### Exercise
Write the material out again exactly.

── Records for this task

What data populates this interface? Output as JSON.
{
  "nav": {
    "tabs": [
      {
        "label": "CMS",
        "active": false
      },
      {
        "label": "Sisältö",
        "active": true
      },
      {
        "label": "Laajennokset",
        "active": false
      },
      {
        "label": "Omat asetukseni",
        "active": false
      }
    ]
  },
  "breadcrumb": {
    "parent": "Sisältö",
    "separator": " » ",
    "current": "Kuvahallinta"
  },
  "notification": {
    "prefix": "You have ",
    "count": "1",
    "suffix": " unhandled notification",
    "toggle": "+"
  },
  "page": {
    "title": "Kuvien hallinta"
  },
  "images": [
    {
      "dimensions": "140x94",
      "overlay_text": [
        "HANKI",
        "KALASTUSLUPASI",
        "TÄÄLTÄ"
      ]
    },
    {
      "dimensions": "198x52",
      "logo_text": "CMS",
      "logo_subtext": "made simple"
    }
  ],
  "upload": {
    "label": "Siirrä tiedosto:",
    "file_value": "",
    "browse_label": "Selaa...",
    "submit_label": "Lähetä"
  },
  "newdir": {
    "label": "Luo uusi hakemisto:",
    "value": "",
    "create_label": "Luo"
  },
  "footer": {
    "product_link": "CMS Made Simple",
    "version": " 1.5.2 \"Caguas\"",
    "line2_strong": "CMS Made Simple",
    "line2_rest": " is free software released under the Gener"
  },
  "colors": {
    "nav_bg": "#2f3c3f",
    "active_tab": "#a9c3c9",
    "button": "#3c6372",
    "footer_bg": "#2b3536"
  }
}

────

### Exercise answer
What data populates this interface? Output as JSON.
{
  "nav": {
    "tabs": [
      {
        "label": "CMS",
        "active": false
      },
      {
        "label": "Sisältö",
        "active": true
      },
      {
        "label": "Laajennokset",
        "active": false
      },
      {
        "label": "Omat asetukseni",
        "active": false
      }
    ]
  },
  "breadcrumb": {
    "parent": "Sisältö",
    "separator": " » ",
    "current": "Kuvahallinta"
  },
  "notification": {
    "prefix": "You have ",
    "count": "1",
    "suffix": " unhandled notification",
    "toggle": "+"
  },
  "page": {
    "title": "Kuvien hallinta"
  },
  "images": [
    {
      "dimensions": "140x94",
      "overlay_text": [
        "HANKI",
        "KALASTUSLUPASI",
        "TÄÄLTÄ"
      ]
    },
    {
      "dimensions": "198x52",
      "logo_text": "CMS",
      "logo_subtext": "made simple"
    }
  ],
  "upload": {
    "label": "Siirrä tiedosto:",
    "file_value": "",
    "browse_label": "Selaa...",
    "submit_label": "Lähetä"
  },
  "newdir": {
    "label": "Luo uusi hakemisto:",
    "value": "",
    "create_label": "Luo"
  },
  "footer": {
    "product_link": "CMS Made Simple",
    "version": " 1.5.2 \"Caguas\"",
    "line2_strong": "CMS Made Simple",
    "line2_rest": " is free software released under the Gener"
  },
  "colors": {
    "nav_bg": "#2f3c3f",
    "active_tab": "#a9c3c9",
    "button": "#3c6372",
    "footer_bg": "#2b3536"
  }
}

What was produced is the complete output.